## TASK OBJECTIVE:
When copying the listing below, skip every picture and keep each word as it stands.

++++ PROVIDED RECORDS

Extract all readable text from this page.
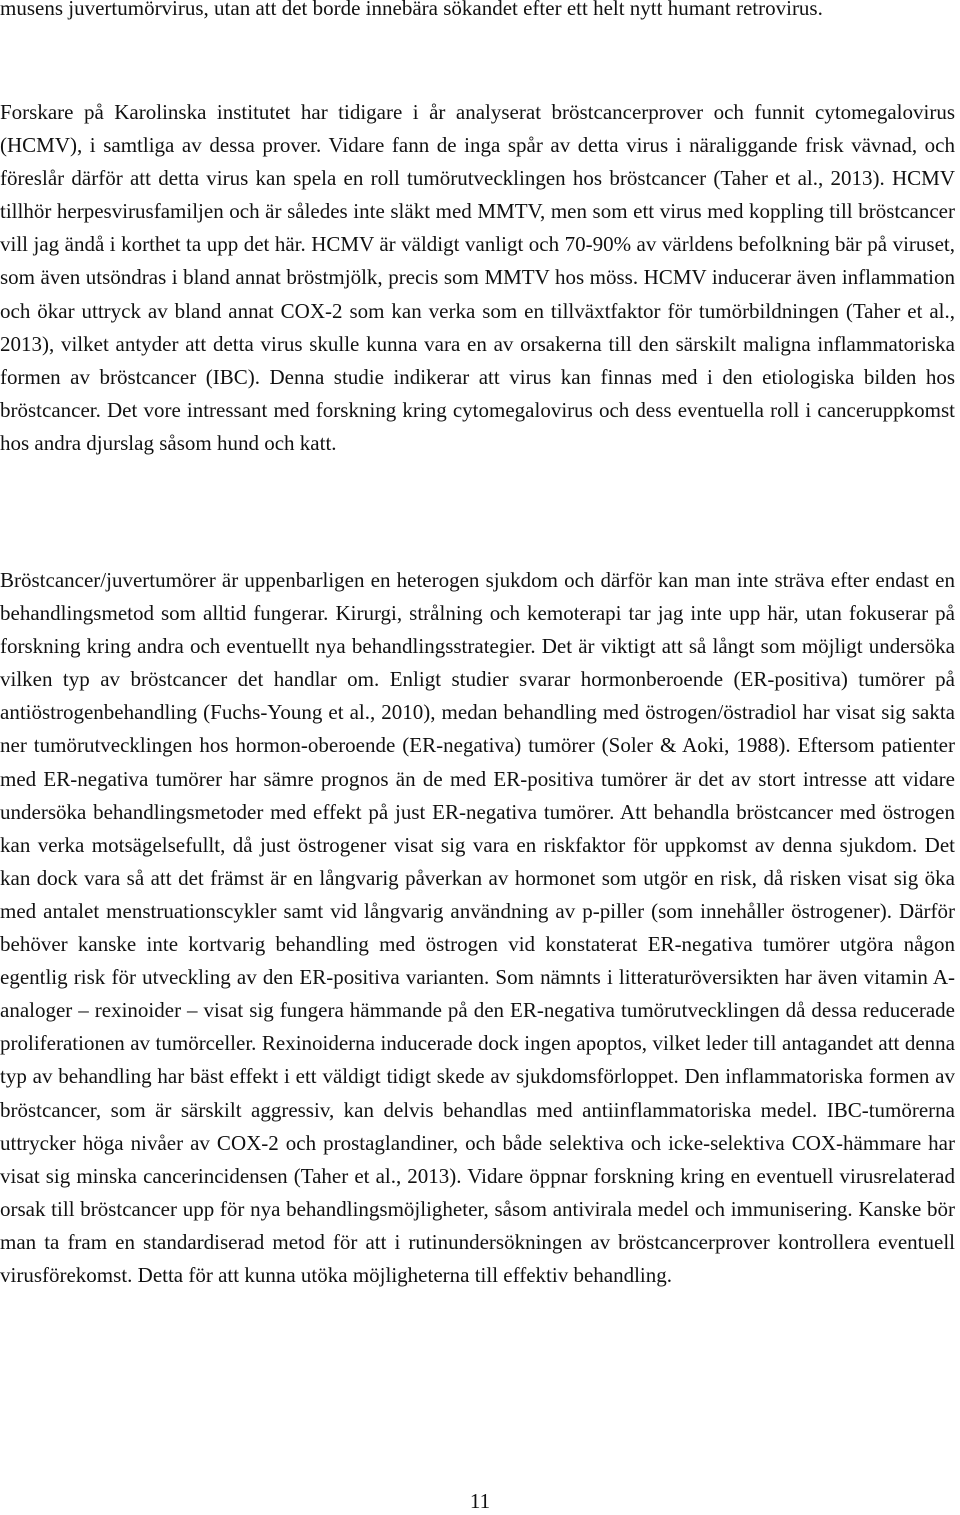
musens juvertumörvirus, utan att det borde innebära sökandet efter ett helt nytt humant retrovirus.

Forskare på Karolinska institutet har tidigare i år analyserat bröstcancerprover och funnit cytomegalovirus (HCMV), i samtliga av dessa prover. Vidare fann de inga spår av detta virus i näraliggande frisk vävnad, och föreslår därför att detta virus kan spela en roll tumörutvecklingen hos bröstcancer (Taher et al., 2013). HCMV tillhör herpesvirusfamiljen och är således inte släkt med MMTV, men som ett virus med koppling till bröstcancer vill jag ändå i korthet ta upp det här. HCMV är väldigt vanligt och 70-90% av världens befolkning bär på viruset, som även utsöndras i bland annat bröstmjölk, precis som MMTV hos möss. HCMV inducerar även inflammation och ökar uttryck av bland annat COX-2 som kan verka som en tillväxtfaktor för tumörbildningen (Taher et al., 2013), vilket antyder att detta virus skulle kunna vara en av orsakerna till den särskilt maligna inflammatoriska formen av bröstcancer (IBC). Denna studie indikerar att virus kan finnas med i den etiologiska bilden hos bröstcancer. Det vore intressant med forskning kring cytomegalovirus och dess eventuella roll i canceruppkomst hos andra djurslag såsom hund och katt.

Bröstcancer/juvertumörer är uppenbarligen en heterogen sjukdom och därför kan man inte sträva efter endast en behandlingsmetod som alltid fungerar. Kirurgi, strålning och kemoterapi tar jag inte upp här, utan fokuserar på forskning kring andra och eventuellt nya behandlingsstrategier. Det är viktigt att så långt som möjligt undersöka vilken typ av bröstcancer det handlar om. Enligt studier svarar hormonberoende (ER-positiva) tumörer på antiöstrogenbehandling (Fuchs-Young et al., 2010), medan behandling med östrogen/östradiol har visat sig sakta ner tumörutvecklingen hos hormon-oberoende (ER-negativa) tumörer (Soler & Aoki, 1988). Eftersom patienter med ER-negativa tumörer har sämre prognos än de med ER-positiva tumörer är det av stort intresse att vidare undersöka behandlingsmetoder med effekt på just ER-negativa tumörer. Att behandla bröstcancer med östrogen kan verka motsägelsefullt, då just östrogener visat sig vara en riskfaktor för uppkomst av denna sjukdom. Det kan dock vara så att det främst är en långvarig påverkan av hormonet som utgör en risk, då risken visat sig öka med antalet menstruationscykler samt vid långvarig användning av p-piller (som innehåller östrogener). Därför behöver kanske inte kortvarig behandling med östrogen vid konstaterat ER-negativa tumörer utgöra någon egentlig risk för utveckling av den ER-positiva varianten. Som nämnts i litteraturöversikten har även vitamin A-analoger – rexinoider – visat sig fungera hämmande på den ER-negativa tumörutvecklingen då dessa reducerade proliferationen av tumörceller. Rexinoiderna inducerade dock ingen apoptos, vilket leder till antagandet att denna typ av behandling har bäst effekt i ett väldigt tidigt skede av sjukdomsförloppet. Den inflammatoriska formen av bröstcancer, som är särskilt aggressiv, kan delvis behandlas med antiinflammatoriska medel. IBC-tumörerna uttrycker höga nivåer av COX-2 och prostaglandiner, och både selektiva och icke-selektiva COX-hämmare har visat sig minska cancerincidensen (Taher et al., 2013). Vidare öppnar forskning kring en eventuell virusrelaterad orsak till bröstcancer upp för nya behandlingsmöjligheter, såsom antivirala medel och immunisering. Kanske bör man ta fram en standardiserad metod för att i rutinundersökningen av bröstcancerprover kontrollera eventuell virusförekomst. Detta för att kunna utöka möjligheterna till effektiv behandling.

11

++++++++

## RESPONSE TO THIS TASK:
Extract all readable text from this page.
musens juvertumörvirus, utan att det borde innebära sökandet efter ett helt nytt humant retrovirus.

Forskare på Karolinska institutet har tidigare i år analyserat bröstcancerprover och funnit cytomegalovirus (HCMV), i samtliga av dessa prover. Vidare fann de inga spår av detta virus i näraliggande frisk vävnad, och föreslår därför att detta virus kan spela en roll tumörutvecklingen hos bröstcancer (Taher et al., 2013). HCMV tillhör herpesvirusfamiljen och är således inte släkt med MMTV, men som ett virus med koppling till bröstcancer vill jag ändå i korthet ta upp det här. HCMV är väldigt vanligt och 70-90% av världens befolkning bär på viruset, som även utsöndras i bland annat bröstmjölk, precis som MMTV hos möss. HCMV inducerar även inflammation och ökar uttryck av bland annat COX-2 som kan verka som en tillväxtfaktor för tumörbildningen (Taher et al., 2013), vilket antyder att detta virus skulle kunna vara en av orsakerna till den särskilt maligna inflammatoriska formen av bröstcancer (IBC). Denna studie indikerar att virus kan finnas med i den etiologiska bilden hos bröstcancer. Det vore intressant med forskning kring cytomegalovirus och dess eventuella roll i canceruppkomst hos andra djurslag såsom hund och katt.

Bröstcancer/juvertumörer är uppenbarligen en heterogen sjukdom och därför kan man inte sträva efter endast en behandlingsmetod som alltid fungerar. Kirurgi, strålning och kemoterapi tar jag inte upp här, utan fokuserar på forskning kring andra och eventuellt nya behandlingsstrategier. Det är viktigt att så långt som möjligt undersöka vilken typ av bröstcancer det handlar om. Enligt studier svarar hormonberoende (ER-positiva) tumörer på antiöstrogenbehandling (Fuchs-Young et al., 2010), medan behandling med östrogen/östradiol har visat sig sakta ner tumörutvecklingen hos hormon-oberoende (ER-negativa) tumörer (Soler & Aoki, 1988). Eftersom patienter med ER-negativa tumörer har sämre prognos än de med ER-positiva tumörer är det av stort intresse att vidare undersöka behandlingsmetoder med effekt på just ER-negativa tumörer. Att behandla bröstcancer med östrogen kan verka motsägelsefullt, då just östrogener visat sig vara en riskfaktor för uppkomst av denna sjukdom. Det kan dock vara så att det främst är en långvarig påverkan av hormonet som utgör en risk, då risken visat sig öka med antalet menstruationscykler samt vid långvarig användning av p-piller (som innehåller östrogener). Därför behöver kanske inte kortvarig behandling med östrogen vid konstaterat ER-negativa tumörer utgöra någon egentlig risk för utveckling av den ER-positiva varianten. Som nämnts i litteraturöversikten har även vitamin A-analoger – rexinoider – visat sig fungera hämmande på den ER-negativa tumörutvecklingen då dessa reducerade proliferationen av tumörceller. Rexinoiderna inducerade dock ingen apoptos, vilket leder till antagandet att denna typ av behandling har bäst effekt i ett väldigt tidigt skede av sjukdomsförloppet. Den inflammatoriska formen av bröstcancer, som är särskilt aggressiv, kan delvis behandlas med antiinflammatoriska medel. IBC-tumörerna uttrycker höga nivåer av COX-2 och prostaglandiner, och både selektiva och icke-selektiva COX-hämmare har visat sig minska cancerincidensen (Taher et al., 2013). Vidare öppnar forskning kring en eventuell virusrelaterad orsak till bröstcancer upp för nya behandlingsmöjligheter, såsom antivirala medel och immunisering. Kanske bör man ta fram en standardiserad metod för att i rutinundersökningen av bröstcancerprover kontrollera eventuell virusförekomst. Detta för att kunna utöka möjligheterna till effektiv behandling.

11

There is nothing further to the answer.